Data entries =
=-=-=-=-=
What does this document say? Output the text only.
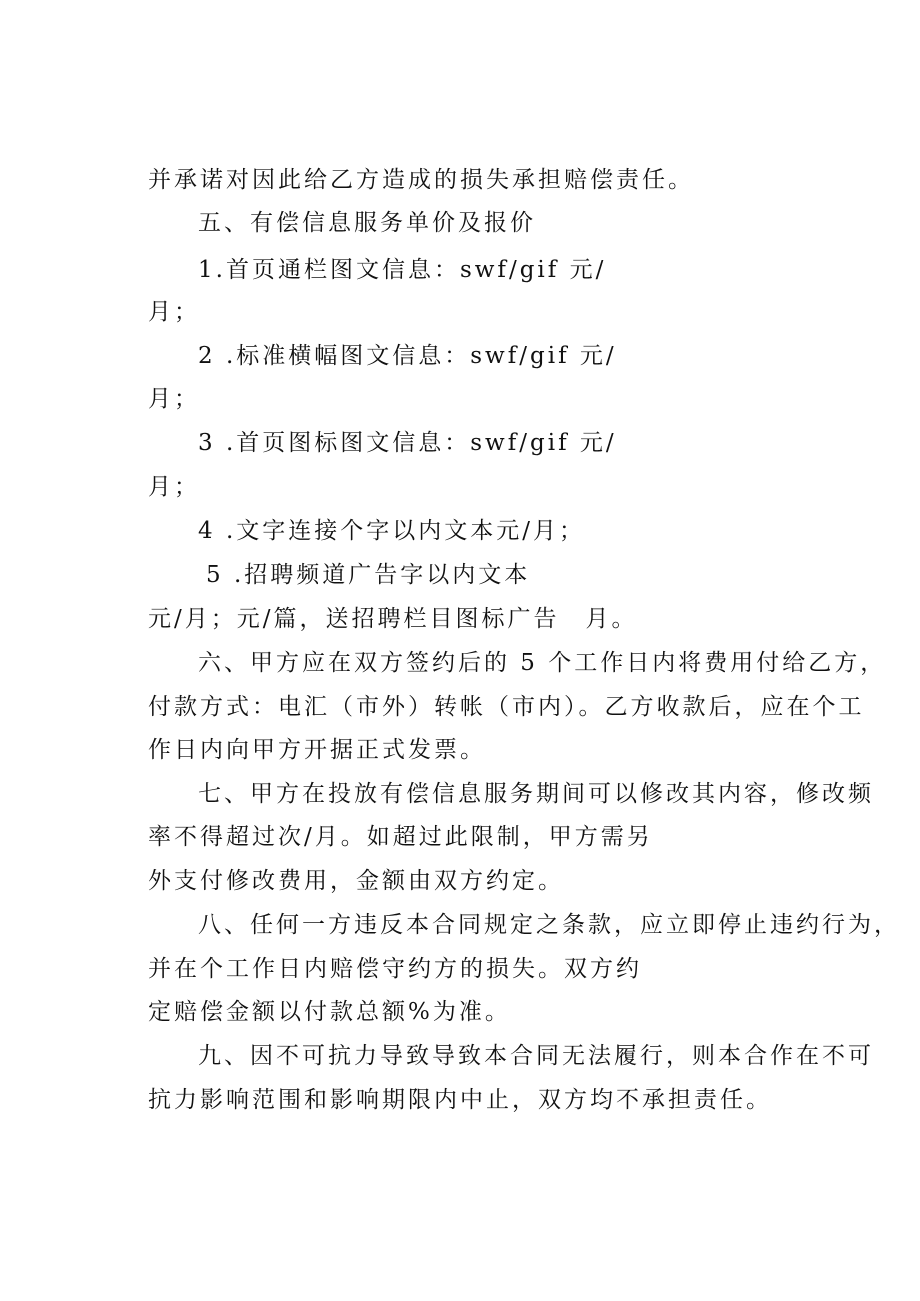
并承诺对因此给乙方造成的损失承担赔偿责任。
五、有偿信息服务单价及报价
1.首页通栏图文信息：swf/gif 元/
月；
2 .标准横幅图文信息：swf/gif 元/
月；
3 .首页图标图文信息：swf/gif 元/
月；
4 .文字连接个字以内文本元/月；
5 .招聘频道广告字以内文本
元/月；元/篇，送招聘栏目图标广告　月。
六、甲方应在双方签约后的 5 个工作日内将费用付给乙方，
付款方式：电汇（市外）转帐（市内）。乙方收款后，应在个工
作日内向甲方开据正式发票。
七、甲方在投放有偿信息服务期间可以修改其内容，修改频
率不得超过次/月。如超过此限制，甲方需另
外支付修改费用，金额由双方约定。
八、任何一方违反本合同规定之条款，应立即停止违约行为，
并在个工作日内赔偿守约方的损失。双方约
定赔偿金额以付款总额%为准。
九、因不可抗力导致导致本合同无法履行，则本合作在不可
抗力影响范围和影响期限内中止，双方均不承担责任。
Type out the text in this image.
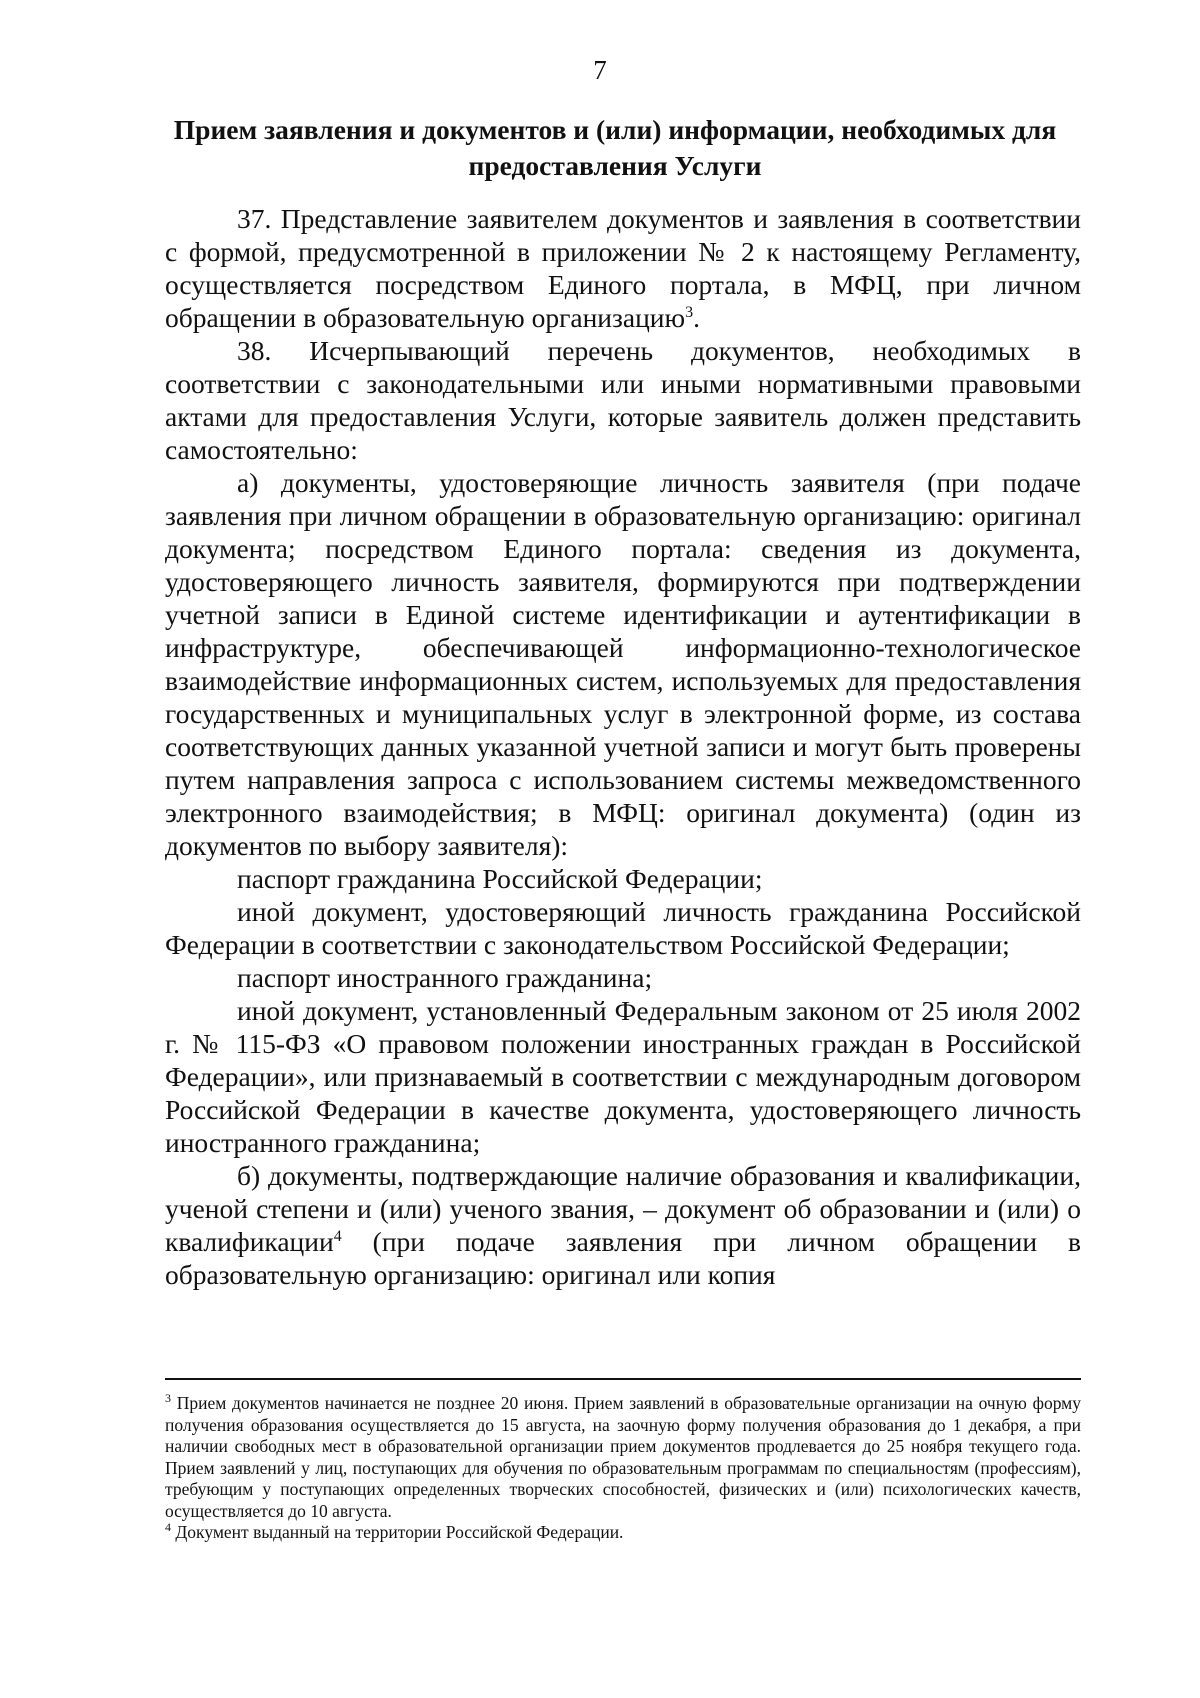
7
Прием заявления и документов и (или) информации, необходимых для предоставления Услуги

37. Представление заявителем документов и заявления в соответствии с формой, предусмотренной в приложении № 2 к настоящему Регламенту, осуществляется посредством Единого портала, в МФЦ, при личном обращении в образовательную организацию$^3$.

38. Исчерпывающий перечень документов, необходимых в соответствии с законодательными или иными нормативными правовыми актами для предоставления Услуги, которые заявитель должен представить самостоятельно:

а) документы, удостоверяющие личность заявителя (при подаче заявления при личном обращении в образовательную организацию: оригинал документа; посредством Единого портала: сведения из документа, удостоверяющего личность заявителя, формируются при подтверждении учетной записи в Единой системе идентификации и аутентификации в инфраструктуре, обеспечивающей информационно-технологическое взаимодействие информационных систем, используемых для предоставления государственных и муниципальных услуг в электронной форме, из состава соответствующих данных указанной учетной записи и могут быть проверены путем направления запроса с использованием системы межведомственного электронного взаимодействия; в МФЦ: оригинал документа) (один из документов по выбору заявителя):

паспорт гражданина Российской Федерации;

иной документ, удостоверяющий личность гражданина Российской Федерации в соответствии с законодательством Российской Федерации;

паспорт иностранного гражданина;

иной документ, установленный Федеральным законом от 25 июля 2002 г. № 115-ФЗ «О правовом положении иностранных граждан в Российской Федерации», или признаваемый в соответствии с международным договором Российской Федерации в качестве документа, удостоверяющего личность иностранного гражданина;

б) документы, подтверждающие наличие образования и квалификации, ученой степени и (или) ученого звания, – документ об образовании и (или) о квалификации$^4$ (при подаче заявления при личном обращении в образовательную организацию: оригинал или копия

$^3$ Прием документов начинается не позднее 20 июня. Прием заявлений в образовательные организации на очную форму получения образования осуществляется до 15 августа, на заочную форму получения образования до 1 декабря, а при наличии свободных мест в образовательной организации прием документов продлевается до 25 ноября текущего года. Прием заявлений у лиц, поступающих для обучения по образовательным программам по специальностям (профессиям), требующим у поступающих определенных творческих способностей, физических и (или) психологических качеств, осуществляется до 10 августа.

$^4$ Документ выданный на территории Российской Федерации.
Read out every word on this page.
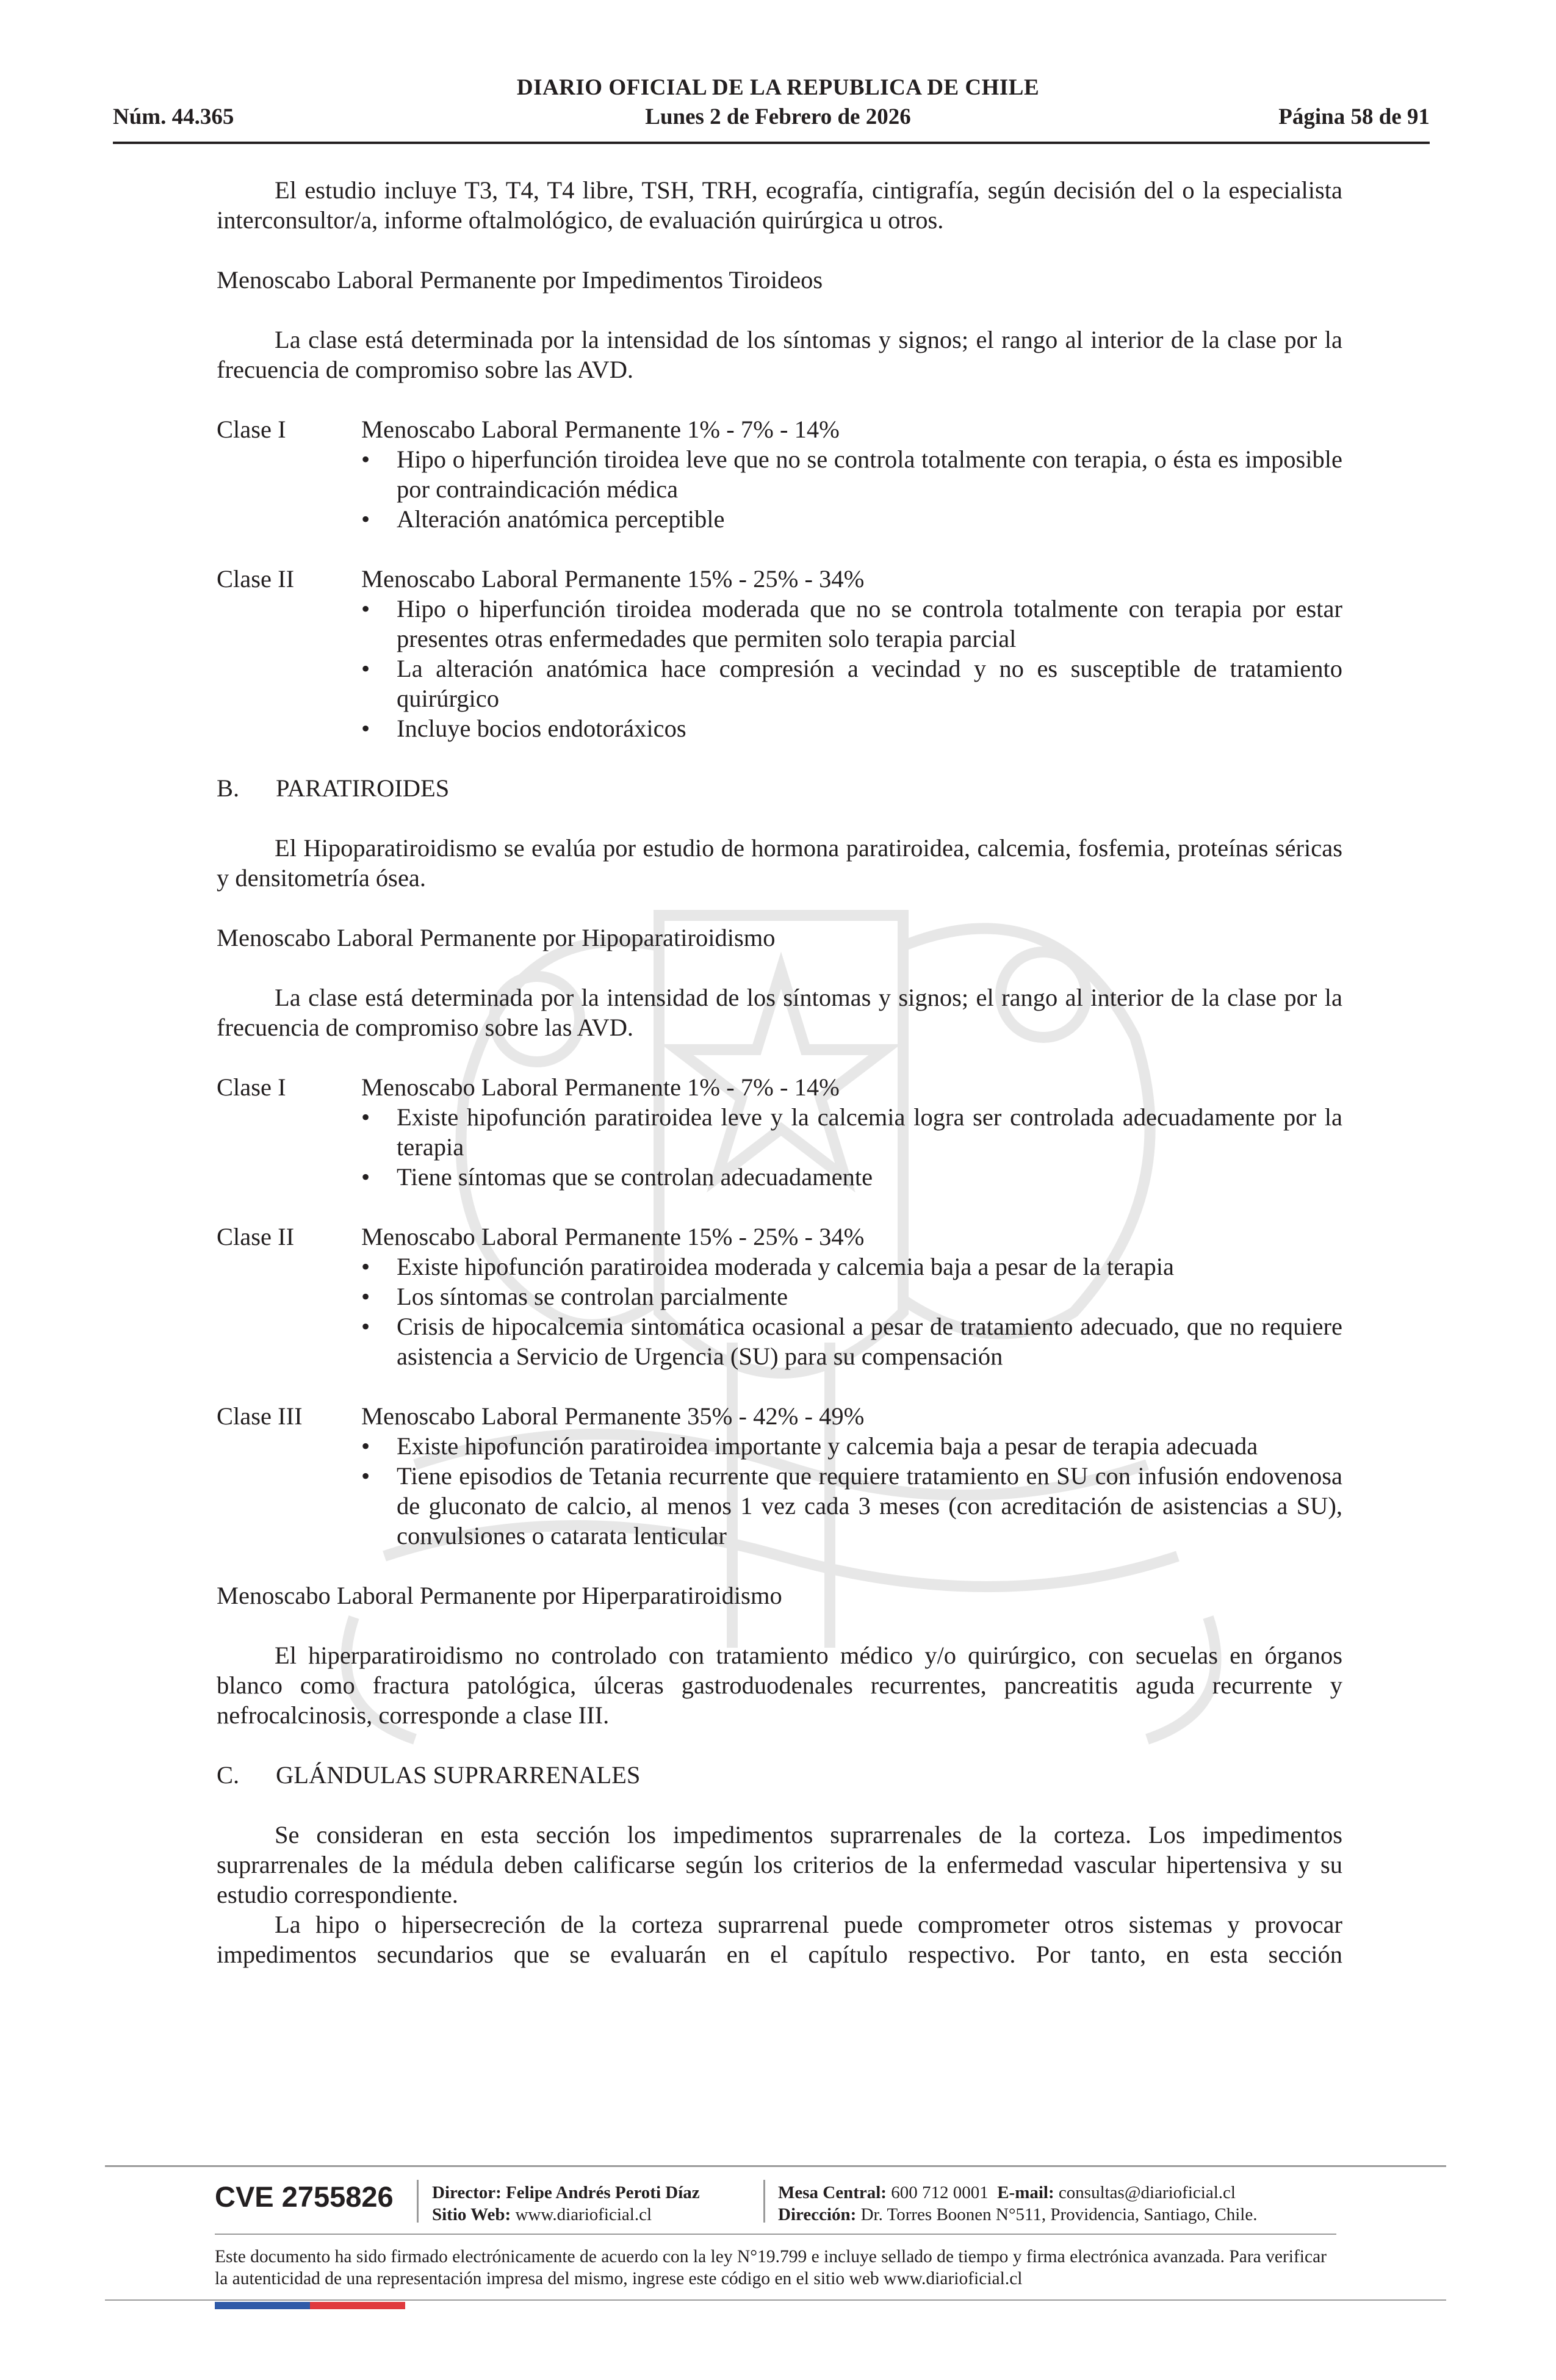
DIARIO OFICIAL DE LA REPUBLICA DE CHILE
Núm. 44.365	Lunes 2 de Febrero de 2026	Página 58 de 91

El estudio incluye T3, T4, T4 libre, TSH, TRH, ecografía, cintigrafía, según decisión del o la especialista interconsultor/a, informe oftalmológico, de evaluación quirúrgica u otros.

Menoscabo Laboral Permanente por Impedimentos Tiroideos

La clase está determinada por la intensidad de los síntomas y signos; el rango al interior de la clase por la frecuencia de compromiso sobre las AVD.

Clase I	Menoscabo Laboral Permanente 1% - 7% - 14%
• Hipo o hiperfunción tiroidea leve que no se controla totalmente con terapia, o ésta es imposible por contraindicación médica
• Alteración anatómica perceptible
Clase II	Menoscabo Laboral Permanente 15% - 25% - 34%
• Hipo o hiperfunción tiroidea moderada que no se controla totalmente con terapia por estar presentes otras enfermedades que permiten solo terapia parcial
• La alteración anatómica hace compresión a vecindad y no es susceptible de tratamiento quirúrgico
• Incluye bocios endotoráxicos
B.	PARATIROIDES

El Hipoparatiroidismo se evalúa por estudio de hormona paratiroidea, calcemia, fosfemia, proteínas séricas y densitometría ósea.

Menoscabo Laboral Permanente por Hipoparatiroidismo

La clase está determinada por la intensidad de los síntomas y signos; el rango al interior de la clase por la frecuencia de compromiso sobre las AVD.

Clase I	Menoscabo Laboral Permanente 1% - 7% - 14%
• Existe hipofunción paratiroidea leve y la calcemia logra ser controlada adecuadamente por la terapia
• Tiene síntomas que se controlan adecuadamente
Clase II	Menoscabo Laboral Permanente 15% - 25% - 34%
• Existe hipofunción paratiroidea moderada y calcemia baja a pesar de la terapia
• Los síntomas se controlan parcialmente
• Crisis de hipocalcemia sintomática ocasional a pesar de tratamiento adecuado, que no requiere asistencia a Servicio de Urgencia (SU) para su compensación
Clase III	Menoscabo Laboral Permanente 35% - 42% - 49%
• Existe hipofunción paratiroidea importante y calcemia baja a pesar de terapia adecuada
• Tiene episodios de Tetania recurrente que requiere tratamiento en SU con infusión endovenosa de gluconato de calcio, al menos 1 vez cada 3 meses (con acreditación de asistencias a SU), convulsiones o catarata lenticular

Menoscabo Laboral Permanente por Hiperparatiroidismo

El hiperparatiroidismo no controlado con tratamiento médico y/o quirúrgico, con secuelas en órganos blanco como fractura patológica, úlceras gastroduodenales recurrentes, pancreatitis aguda recurrente y nefrocalcinosis, corresponde a clase III.

C.	GLÁNDULAS SUPRARRENALES

Se consideran en esta sección los impedimentos suprarrenales de la corteza. Los impedimentos suprarrenales de la médula deben calificarse según los criterios de la enfermedad vascular hipertensiva y su estudio correspondiente.

La hipo o hipersecreción de la corteza suprarrenal puede comprometer otros sistemas y provocar impedimentos secundarios que se evaluarán en el capítulo respectivo. Por tanto, en esta sección

CVE 2755826 Director: Felipe Andrés Peroti Díaz
Sitio Web: www.diarioficial.cl
Mesa Central: 600 712 0001 E-mail: consultas@diarioficial.cl
Dirección: Dr. Torres Boonen N°511, Providencia, Santiago, Chile.
Este documento ha sido firmado electrónicamente de acuerdo con la ley N°19.799 e incluye sellado de tiempo y firma electrónica avanzada. Para verificar la autenticidad de una representación impresa del mismo, ingrese este código en el sitio web www.diarioficial.cl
=-=-=-=-=
WRITTEN REQUEST = Find all lines holding the string "controlan" and copy them.

WRITTEN RESPONSE =
• Tiene síntomas que se controlan adecuadamente
• Los síntomas se controlan parcialmente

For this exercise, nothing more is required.